State how many lines in these records contain the word "wykorzystania", and nothing else.
════
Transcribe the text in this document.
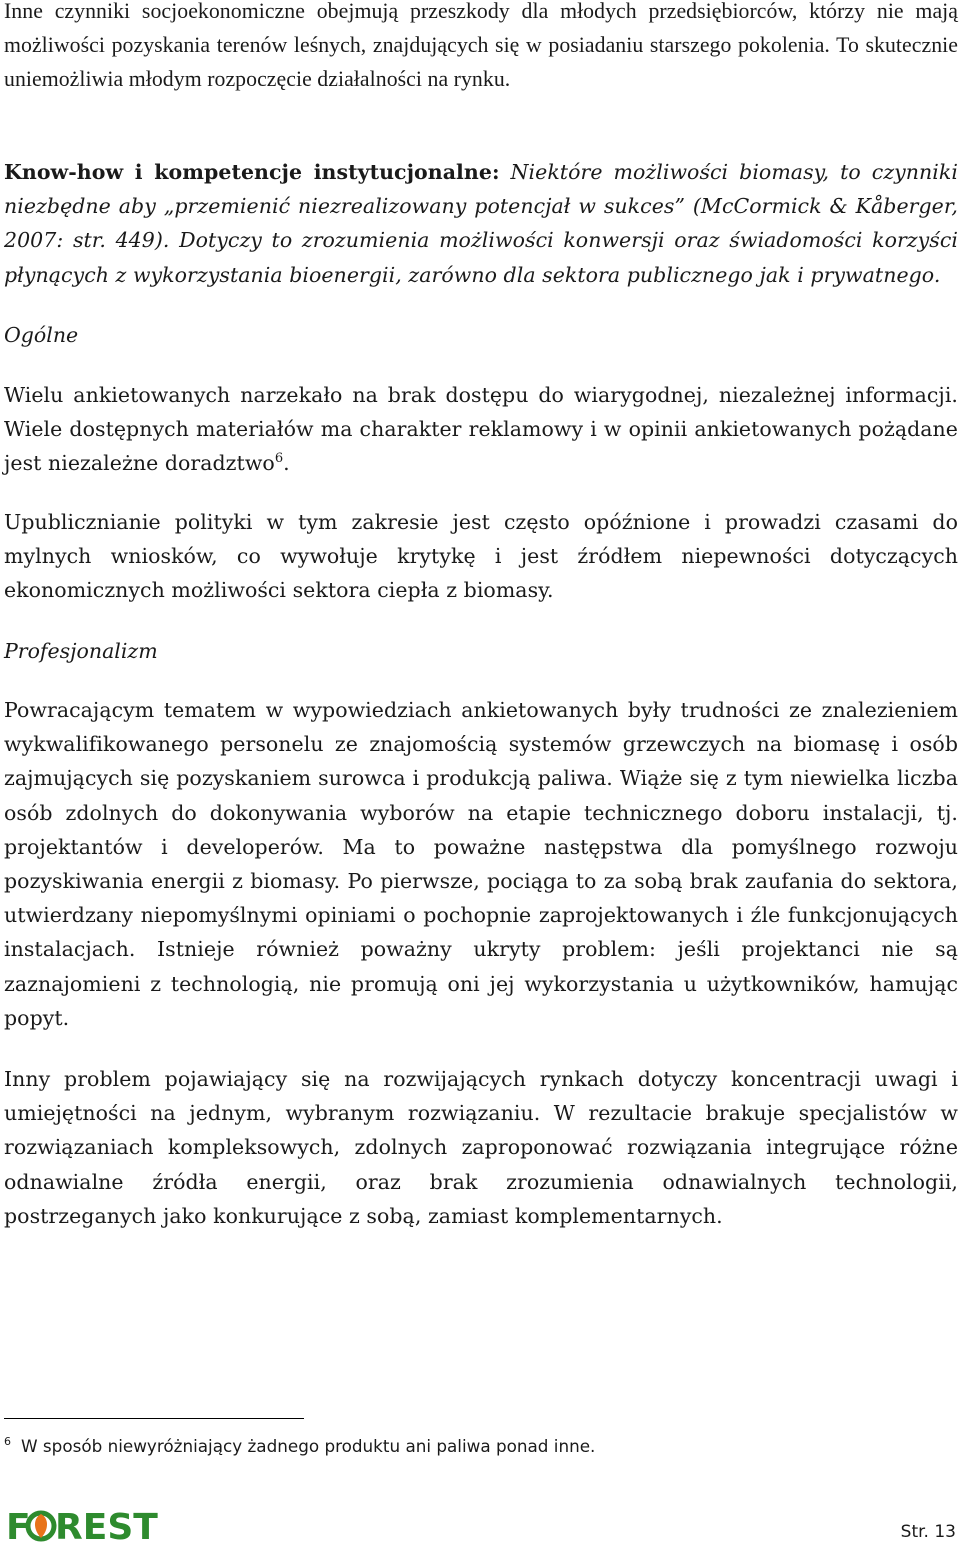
Inne czynniki socjoekonomiczne obejmują przeszkody dla młodych przedsiębiorców, którzy nie mają możliwości pozyskania terenów leśnych, znajdujących się w posiadaniu starszego pokolenia. To skutecznie uniemożliwia młodym rozpoczęcie działalności na rynku.

Know-how i kompetencje instytucjonalne: Niektóre możliwości biomasy, to czynniki niezbędne aby „przemienić niezrealizowany potencjał w sukces” (McCormick & Kåberger, 2007: str. 449). Dotyczy to zrozumienia możliwości konwersji oraz świadomości korzyści płynących z wykorzystania bioenergii, zarówno dla sektora publicznego jak i prywatnego.

Ogólne

Wielu ankietowanych narzekało na brak dostępu do wiarygodnej, niezależnej informacji. Wiele dostępnych materiałów ma charakter reklamowy i w opinii ankietowanych pożądane jest niezależne doradztwo$^6$.

Upublicznianie polityki w tym zakresie jest często opóźnione i prowadzi czasami do mylnych wniosków, co wywołuje krytykę i jest źródłem niepewności dotyczących ekonomicznych możliwości sektora ciepła z biomasy.

Profesjonalizm

Powracającym tematem w wypowiedziach ankietowanych były trudności ze znalezieniem wykwalifikowanego personelu ze znajomością systemów grzewczych na biomasę i osób zajmujących się pozyskaniem surowca i produkcją paliwa. Wiąże się z tym niewielka liczba osób zdolnych do dokonywania wyborów na etapie technicznego doboru instalacji, tj. projektantów i developerów. Ma to poważne następstwa dla pomyślnego rozwoju pozyskiwania energii z biomasy. Po pierwsze, pociąga to za sobą brak zaufania do sektora, utwierdzany niepomyślnymi opiniami o pochopnie zaprojektowanych i źle funkcjonujących instalacjach. Istnieje również poważny ukryty problem: jeśli projektanci nie są zaznajomieni z technologią, nie promują oni jej wykorzystania u użytkowników, hamując popyt.

Inny problem pojawiający się na rozwijających rynkach dotyczy koncentracji uwagi i umiejętności na jednym, wybranym rozwiązaniu. W rezultacie brakuje specjalistów w rozwiązaniach kompleksowych, zdolnych zaproponować rozwiązania integrujące różne odnawialne źródła energii, oraz brak zrozumienia odnawialnych technologii, postrzeganych jako konkurujące z sobą, zamiast komplementarnych.

$^6$ W sposób niewyróżniający żadnego produktu ani paliwa ponad inne.
F REST	Str. 13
════
**Solution for this task**
2